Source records
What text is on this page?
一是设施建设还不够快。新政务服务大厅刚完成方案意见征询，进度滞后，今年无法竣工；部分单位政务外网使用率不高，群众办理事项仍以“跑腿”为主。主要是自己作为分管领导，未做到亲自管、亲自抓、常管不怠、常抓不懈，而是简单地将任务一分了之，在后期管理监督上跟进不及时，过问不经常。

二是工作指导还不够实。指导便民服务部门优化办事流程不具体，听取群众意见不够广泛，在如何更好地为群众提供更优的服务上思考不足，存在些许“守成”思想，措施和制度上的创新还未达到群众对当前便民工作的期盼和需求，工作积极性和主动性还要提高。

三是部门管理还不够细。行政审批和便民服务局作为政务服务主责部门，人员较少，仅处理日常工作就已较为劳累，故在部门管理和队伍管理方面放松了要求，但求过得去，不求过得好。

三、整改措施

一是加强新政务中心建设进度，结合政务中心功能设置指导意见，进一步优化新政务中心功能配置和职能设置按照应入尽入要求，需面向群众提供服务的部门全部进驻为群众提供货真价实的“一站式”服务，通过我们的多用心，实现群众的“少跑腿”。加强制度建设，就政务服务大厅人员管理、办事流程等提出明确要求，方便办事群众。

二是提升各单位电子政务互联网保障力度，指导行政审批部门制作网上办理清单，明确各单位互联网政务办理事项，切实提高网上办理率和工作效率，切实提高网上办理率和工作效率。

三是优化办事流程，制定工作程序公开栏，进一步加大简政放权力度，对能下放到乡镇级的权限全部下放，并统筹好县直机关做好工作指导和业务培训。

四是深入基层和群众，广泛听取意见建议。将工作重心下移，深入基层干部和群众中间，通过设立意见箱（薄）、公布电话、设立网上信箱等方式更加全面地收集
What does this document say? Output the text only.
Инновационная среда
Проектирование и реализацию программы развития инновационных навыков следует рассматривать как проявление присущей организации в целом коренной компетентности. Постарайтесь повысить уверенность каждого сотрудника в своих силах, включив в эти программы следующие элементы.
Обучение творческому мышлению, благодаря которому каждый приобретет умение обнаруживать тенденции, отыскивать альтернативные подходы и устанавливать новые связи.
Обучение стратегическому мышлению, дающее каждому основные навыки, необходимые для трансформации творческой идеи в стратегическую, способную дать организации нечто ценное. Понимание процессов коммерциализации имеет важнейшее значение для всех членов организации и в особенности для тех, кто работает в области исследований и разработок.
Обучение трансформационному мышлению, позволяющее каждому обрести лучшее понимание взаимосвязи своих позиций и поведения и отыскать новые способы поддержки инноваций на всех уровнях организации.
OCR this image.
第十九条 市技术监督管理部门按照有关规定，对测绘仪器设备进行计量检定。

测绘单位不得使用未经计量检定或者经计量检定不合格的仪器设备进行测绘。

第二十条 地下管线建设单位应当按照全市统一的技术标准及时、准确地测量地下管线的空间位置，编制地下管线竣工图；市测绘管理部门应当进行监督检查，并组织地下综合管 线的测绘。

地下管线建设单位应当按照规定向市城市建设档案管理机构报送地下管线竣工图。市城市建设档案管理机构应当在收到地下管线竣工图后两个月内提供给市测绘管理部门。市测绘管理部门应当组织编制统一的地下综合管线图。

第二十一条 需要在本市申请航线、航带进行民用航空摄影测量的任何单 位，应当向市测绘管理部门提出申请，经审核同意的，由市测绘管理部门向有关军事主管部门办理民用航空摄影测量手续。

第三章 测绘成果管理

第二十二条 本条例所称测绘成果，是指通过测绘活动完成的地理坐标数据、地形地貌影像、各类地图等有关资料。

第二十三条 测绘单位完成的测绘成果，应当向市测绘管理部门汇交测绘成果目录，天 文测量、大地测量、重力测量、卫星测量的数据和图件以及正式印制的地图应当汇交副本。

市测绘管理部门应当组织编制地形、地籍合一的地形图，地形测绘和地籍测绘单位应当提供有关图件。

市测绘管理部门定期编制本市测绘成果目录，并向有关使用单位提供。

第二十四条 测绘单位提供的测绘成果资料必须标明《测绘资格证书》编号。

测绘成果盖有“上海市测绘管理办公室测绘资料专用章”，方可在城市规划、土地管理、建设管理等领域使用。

> What is required
Reproduce the entries above in full by retyping them exactly.

> Response to this exercise
What text is on this page?
一是设施建设还不够快。新政务服务大厅刚完成方案意见征询，进度滞后，今年无法竣工；部分单位政务外网使用率不高，群众办理事项仍以“跑腿”为主。主要是自己作为分管领导，未做到亲自管、亲自抓、常管不怠、常抓不懈，而是简单地将任务一分了之，在后期管理监督上跟进不及时，过问不经常。

二是工作指导还不够实。指导便民服务部门优化办事流程不具体，听取群众意见不够广泛，在如何更好地为群众提供更优的服务上思考不足，存在些许“守成”思想，措施和制度上的创新还未达到群众对当前便民工作的期盼和需求，工作积极性和主动性还要提高。

三是部门管理还不够细。行政审批和便民服务局作为政务服务主责部门，人员较少，仅处理日常工作就已较为劳累，故在部门管理和队伍管理方面放松了要求，但求过得去，不求过得好。

三、整改措施

一是加强新政务中心建设进度，结合政务中心功能设置指导意见，进一步优化新政务中心功能配置和职能设置按照应入尽入要求，需面向群众提供服务的部门全部进驻为群众提供货真价实的“一站式”服务，通过我们的多用心，实现群众的“少跑腿”。加强制度建设，就政务服务大厅人员管理、办事流程等提出明确要求，方便办事群众。

二是提升各单位电子政务互联网保障力度，指导行政审批部门制作网上办理清单，明确各单位互联网政务办理事项，切实提高网上办理率和工作效率，切实提高网上办理率和工作效率。

三是优化办事流程，制定工作程序公开栏，进一步加大简政放权力度，对能下放到乡镇级的权限全部下放，并统筹好县直机关做好工作指导和业务培训。

四是深入基层和群众，广泛听取意见建议。将工作重心下移，深入基层干部和群众中间，通过设立意见箱（薄）、公布电话、设立网上信箱等方式更加全面地收集
What does this document say? Output the text only.
Инновационная среда
Проектирование и реализацию программы развития инновационных навыков следует рассматривать как проявление присущей организации в целом коренной компетентности. Постарайтесь повысить уверенность каждого сотрудника в своих силах, включив в эти программы следующие элементы.
Обучение творческому мышлению, благодаря которому каждый приобретет умение обнаруживать тенденции, отыскивать альтернативные подходы и устанавливать новые связи.
Обучение стратегическому мышлению, дающее каждому основные навыки, необходимые для трансформации творческой идеи в стратегическую, способную дать организации нечто ценное. Понимание процессов коммерциализации имеет важнейшее значение для всех членов организации и в особенности для тех, кто работает в области исследований и разработок.
Обучение трансформационному мышлению, позволяющее каждому обрести лучшее понимание взаимосвязи своих позиций и поведения и отыскать новые способы поддержки инноваций на всех уровнях организации.
OCR this image.
第十九条 市技术监督管理部门按照有关规定，对测绘仪器设备进行计量检定。

测绘单位不得使用未经计量检定或者经计量检定不合格的仪器设备进行测绘。

第二十条 地下管线建设单位应当按照全市统一的技术标准及时、准确地测量地下管线的空间位置，编制地下管线竣工图；市测绘管理部门应当进行监督检查，并组织地下综合管 线的测绘。

地下管线建设单位应当按照规定向市城市建设档案管理机构报送地下管线竣工图。市城市建设档案管理机构应当在收到地下管线竣工图后两个月内提供给市测绘管理部门。市测绘管理部门应当组织编制统一的地下综合管线图。

第二十一条 需要在本市申请航线、航带进行民用航空摄影测量的任何单 位，应当向市测绘管理部门提出申请，经审核同意的，由市测绘管理部门向有关军事主管部门办理民用航空摄影测量手续。

第三章 测绘成果管理

第二十二条 本条例所称测绘成果，是指通过测绘活动完成的地理坐标数据、地形地貌影像、各类地图等有关资料。

第二十三条 测绘单位完成的测绘成果，应当向市测绘管理部门汇交测绘成果目录，天 文测量、大地测量、重力测量、卫星测量的数据和图件以及正式印制的地图应当汇交副本。

市测绘管理部门应当组织编制地形、地籍合一的地形图，地形测绘和地籍测绘单位应当提供有关图件。

市测绘管理部门定期编制本市测绘成果目录，并向有关使用单位提供。

第二十四条 测绘单位提供的测绘成果资料必须标明《测绘资格证书》编号。

测绘成果盖有“上海市测绘管理办公室测绘资料专用章”，方可在城市规划、土地管理、建设管理等领域使用。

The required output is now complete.